## Short problem
Reproduce the entries word for word, and omit any picture you find in them.

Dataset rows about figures
● ● ● ● ● ● ●
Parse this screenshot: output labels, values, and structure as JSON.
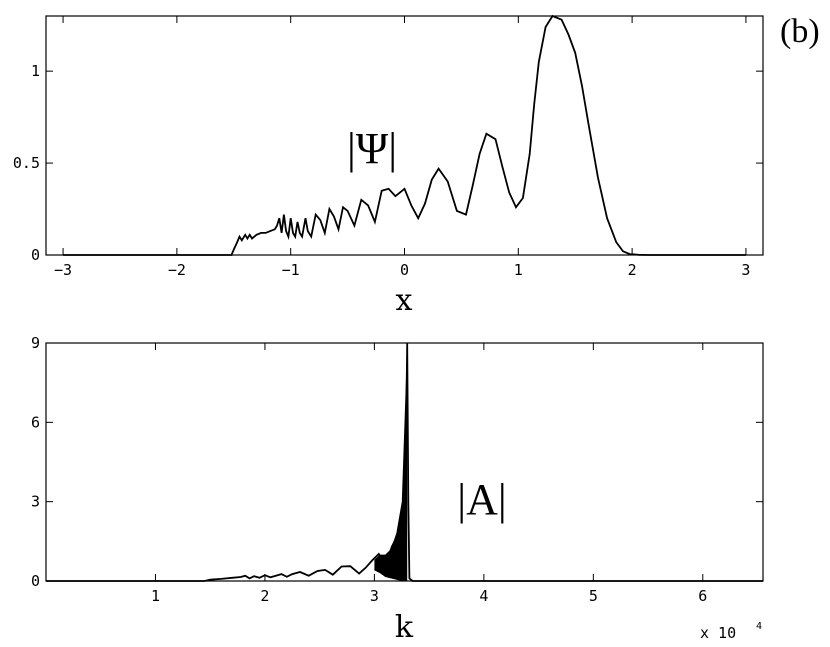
{
  "panel_label": "(b)",
  "chart_data": [
    {
      "type": "line",
      "xlabel": "x",
      "ylabel": "",
      "annotation": "|Ψ|",
      "xlim": [
        -3.15,
        3.15
      ],
      "ylim": [
        0,
        1.3
      ],
      "xticks": [
        -3,
        -2,
        -1,
        0,
        1,
        2,
        3
      ],
      "xtick_labels": [
        "−3",
        "−2",
        "−1",
        "0",
        "1",
        "2",
        "3"
      ],
      "yticks": [
        0,
        0.5,
        1
      ],
      "ytick_labels": [
        "0",
        "0.5",
        "1"
      ],
      "grid": false,
      "series": [
        {
          "x": [
            -3.0,
            -1.6,
            -1.52,
            -1.5,
            -1.47,
            -1.45,
            -1.43,
            -1.4,
            -1.38,
            -1.36,
            -1.34,
            -1.3,
            -1.26,
            -1.22,
            -1.18,
            -1.14,
            -1.12,
            -1.1,
            -1.08,
            -1.06,
            -1.04,
            -1.02,
            -1.0,
            -0.98,
            -0.96,
            -0.94,
            -0.92,
            -0.9,
            -0.87,
            -0.85,
            -0.82,
            -0.78,
            -0.74,
            -0.7,
            -0.66,
            -0.62,
            -0.58,
            -0.54,
            -0.5,
            -0.44,
            -0.38,
            -0.32,
            -0.26,
            -0.2,
            -0.14,
            -0.08,
            0.0,
            0.06,
            0.12,
            0.18,
            0.24,
            0.3,
            0.38,
            0.46,
            0.54,
            0.6,
            0.66,
            0.72,
            0.8,
            0.86,
            0.92,
            0.98,
            1.04,
            1.1,
            1.14,
            1.18,
            1.24,
            1.3,
            1.38,
            1.44,
            1.5,
            1.56,
            1.62,
            1.7,
            1.78,
            1.86,
            1.92,
            1.98,
            2.06,
            2.14,
            2.2,
            2.3,
            3.0
          ],
          "y": [
            0.0,
            0.0,
            0.0,
            0.03,
            0.07,
            0.1,
            0.08,
            0.11,
            0.09,
            0.11,
            0.09,
            0.11,
            0.12,
            0.12,
            0.13,
            0.14,
            0.16,
            0.2,
            0.12,
            0.22,
            0.13,
            0.1,
            0.2,
            0.12,
            0.1,
            0.18,
            0.12,
            0.1,
            0.2,
            0.13,
            0.1,
            0.22,
            0.19,
            0.12,
            0.25,
            0.21,
            0.14,
            0.26,
            0.24,
            0.16,
            0.3,
            0.27,
            0.18,
            0.35,
            0.36,
            0.32,
            0.36,
            0.27,
            0.2,
            0.28,
            0.41,
            0.47,
            0.4,
            0.24,
            0.22,
            0.38,
            0.55,
            0.66,
            0.63,
            0.48,
            0.34,
            0.26,
            0.31,
            0.55,
            0.82,
            1.05,
            1.24,
            1.3,
            1.28,
            1.2,
            1.1,
            0.92,
            0.7,
            0.42,
            0.2,
            0.07,
            0.02,
            0.005,
            0.001,
            0.0,
            0.0,
            0.0,
            0.0
          ]
        }
      ]
    },
    {
      "type": "line",
      "xlabel": "k",
      "ylabel": "",
      "annotation": "|A|",
      "axis_multiplier": "x 10",
      "axis_multiplier_exponent": "4",
      "xlim": [
        0,
        6.55
      ],
      "ylim": [
        0,
        9
      ],
      "xticks": [
        1,
        2,
        3,
        4,
        5,
        6
      ],
      "xtick_labels": [
        "1",
        "2",
        "3",
        "4",
        "5",
        "6"
      ],
      "yticks": [
        0,
        3,
        6,
        9
      ],
      "ytick_labels": [
        "0",
        "3",
        "6",
        "9"
      ],
      "grid": false,
      "series": [
        {
          "x": [
            0.0,
            1.45,
            1.5,
            1.6,
            1.7,
            1.78,
            1.82,
            1.86,
            1.9,
            1.95,
            2.0,
            2.05,
            2.1,
            2.15,
            2.2,
            2.25,
            2.32,
            2.4,
            2.48,
            2.55,
            2.62,
            2.7,
            2.78,
            2.86,
            2.92,
            2.98,
            3.04,
            3.1,
            3.16,
            3.22,
            3.28,
            3.29,
            3.3,
            3.31,
            3.32,
            3.35,
            6.55
          ],
          "y": [
            0.0,
            0.0,
            0.05,
            0.08,
            0.12,
            0.15,
            0.2,
            0.1,
            0.18,
            0.12,
            0.22,
            0.14,
            0.2,
            0.26,
            0.16,
            0.26,
            0.34,
            0.2,
            0.38,
            0.42,
            0.24,
            0.55,
            0.56,
            0.28,
            0.5,
            0.78,
            1.02,
            0.6,
            1.3,
            1.8,
            3.4,
            5.5,
            9.0,
            3.0,
            0.1,
            0.0,
            0.0
          ]
        }
      ],
      "filled_band": {
        "x": [
          3.0,
          3.05,
          3.1,
          3.15,
          3.2,
          3.25,
          3.3
        ],
        "y_low": [
          0.4,
          0.3,
          0.15,
          0.1,
          0.05,
          0.0,
          0.0
        ],
        "y_high": [
          0.8,
          1.0,
          1.0,
          1.2,
          1.8,
          3.0,
          9.0
        ]
      }
    }
  ]
}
● ● ● ● ● ● ●
## The solution
Parse this screenshot: output labels, values, and structure as JSON.
{
  "panel_label": "(b)",
  "chart_data": [
    {
      "type": "line",
      "xlabel": "x",
      "ylabel": "",
      "annotation": "|Ψ|",
      "xlim": [
        -3.15,
        3.15
      ],
      "ylim": [
        0,
        1.3
      ],
      "xticks": [
        -3,
        -2,
        -1,
        0,
        1,
        2,
        3
      ],
      "xtick_labels": [
        "−3",
        "−2",
        "−1",
        "0",
        "1",
        "2",
        "3"
      ],
      "yticks": [
        0,
        0.5,
        1
      ],
      "ytick_labels": [
        "0",
        "0.5",
        "1"
      ],
      "grid": false,
      "series": [
        {
          "x": [
            -3.0,
            -1.6,
            -1.52,
            -1.5,
            -1.47,
            -1.45,
            -1.43,
            -1.4,
            -1.38,
            -1.36,
            -1.34,
            -1.3,
            -1.26,
            -1.22,
            -1.18,
            -1.14,
            -1.12,
            -1.1,
            -1.08,
            -1.06,
            -1.04,
            -1.02,
            -1.0,
            -0.98,
            -0.96,
            -0.94,
            -0.92,
            -0.9,
            -0.87,
            -0.85,
            -0.82,
            -0.78,
            -0.74,
            -0.7,
            -0.66,
            -0.62,
            -0.58,
            -0.54,
            -0.5,
            -0.44,
            -0.38,
            -0.32,
            -0.26,
            -0.2,
            -0.14,
            -0.08,
            0.0,
            0.06,
            0.12,
            0.18,
            0.24,
            0.3,
            0.38,
            0.46,
            0.54,
            0.6,
            0.66,
            0.72,
            0.8,
            0.86,
            0.92,
            0.98,
            1.04,
            1.1,
            1.14,
            1.18,
            1.24,
            1.3,
            1.38,
            1.44,
            1.5,
            1.56,
            1.62,
            1.7,
            1.78,
            1.86,
            1.92,
            1.98,
            2.06,
            2.14,
            2.2,
            2.3,
            3.0
          ],
          "y": [
            0.0,
            0.0,
            0.0,
            0.03,
            0.07,
            0.1,
            0.08,
            0.11,
            0.09,
            0.11,
            0.09,
            0.11,
            0.12,
            0.12,
            0.13,
            0.14,
            0.16,
            0.2,
            0.12,
            0.22,
            0.13,
            0.1,
            0.2,
            0.12,
            0.1,
            0.18,
            0.12,
            0.1,
            0.2,
            0.13,
            0.1,
            0.22,
            0.19,
            0.12,
            0.25,
            0.21,
            0.14,
            0.26,
            0.24,
            0.16,
            0.3,
            0.27,
            0.18,
            0.35,
            0.36,
            0.32,
            0.36,
            0.27,
            0.2,
            0.28,
            0.41,
            0.47,
            0.4,
            0.24,
            0.22,
            0.38,
            0.55,
            0.66,
            0.63,
            0.48,
            0.34,
            0.26,
            0.31,
            0.55,
            0.82,
            1.05,
            1.24,
            1.3,
            1.28,
            1.2,
            1.1,
            0.92,
            0.7,
            0.42,
            0.2,
            0.07,
            0.02,
            0.005,
            0.001,
            0.0,
            0.0,
            0.0,
            0.0
          ]
        }
      ]
    },
    {
      "type": "line",
      "xlabel": "k",
      "ylabel": "",
      "annotation": "|A|",
      "axis_multiplier": "x 10",
      "axis_multiplier_exponent": "4",
      "xlim": [
        0,
        6.55
      ],
      "ylim": [
        0,
        9
      ],
      "xticks": [
        1,
        2,
        3,
        4,
        5,
        6
      ],
      "xtick_labels": [
        "1",
        "2",
        "3",
        "4",
        "5",
        "6"
      ],
      "yticks": [
        0,
        3,
        6,
        9
      ],
      "ytick_labels": [
        "0",
        "3",
        "6",
        "9"
      ],
      "grid": false,
      "series": [
        {
          "x": [
            0.0,
            1.45,
            1.5,
            1.6,
            1.7,
            1.78,
            1.82,
            1.86,
            1.9,
            1.95,
            2.0,
            2.05,
            2.1,
            2.15,
            2.2,
            2.25,
            2.32,
            2.4,
            2.48,
            2.55,
            2.62,
            2.7,
            2.78,
            2.86,
            2.92,
            2.98,
            3.04,
            3.1,
            3.16,
            3.22,
            3.28,
            3.29,
            3.3,
            3.31,
            3.32,
            3.35,
            6.55
          ],
          "y": [
            0.0,
            0.0,
            0.05,
            0.08,
            0.12,
            0.15,
            0.2,
            0.1,
            0.18,
            0.12,
            0.22,
            0.14,
            0.2,
            0.26,
            0.16,
            0.26,
            0.34,
            0.2,
            0.38,
            0.42,
            0.24,
            0.55,
            0.56,
            0.28,
            0.5,
            0.78,
            1.02,
            0.6,
            1.3,
            1.8,
            3.4,
            5.5,
            9.0,
            3.0,
            0.1,
            0.0,
            0.0
          ]
        }
      ],
      "filled_band": {
        "x": [
          3.0,
          3.05,
          3.1,
          3.15,
          3.2,
          3.25,
          3.3
        ],
        "y_low": [
          0.4,
          0.3,
          0.15,
          0.1,
          0.05,
          0.0,
          0.0
        ],
        "y_high": [
          0.8,
          1.0,
          1.0,
          1.2,
          1.8,
          3.0,
          9.0
        ]
      }
    }
  ]
}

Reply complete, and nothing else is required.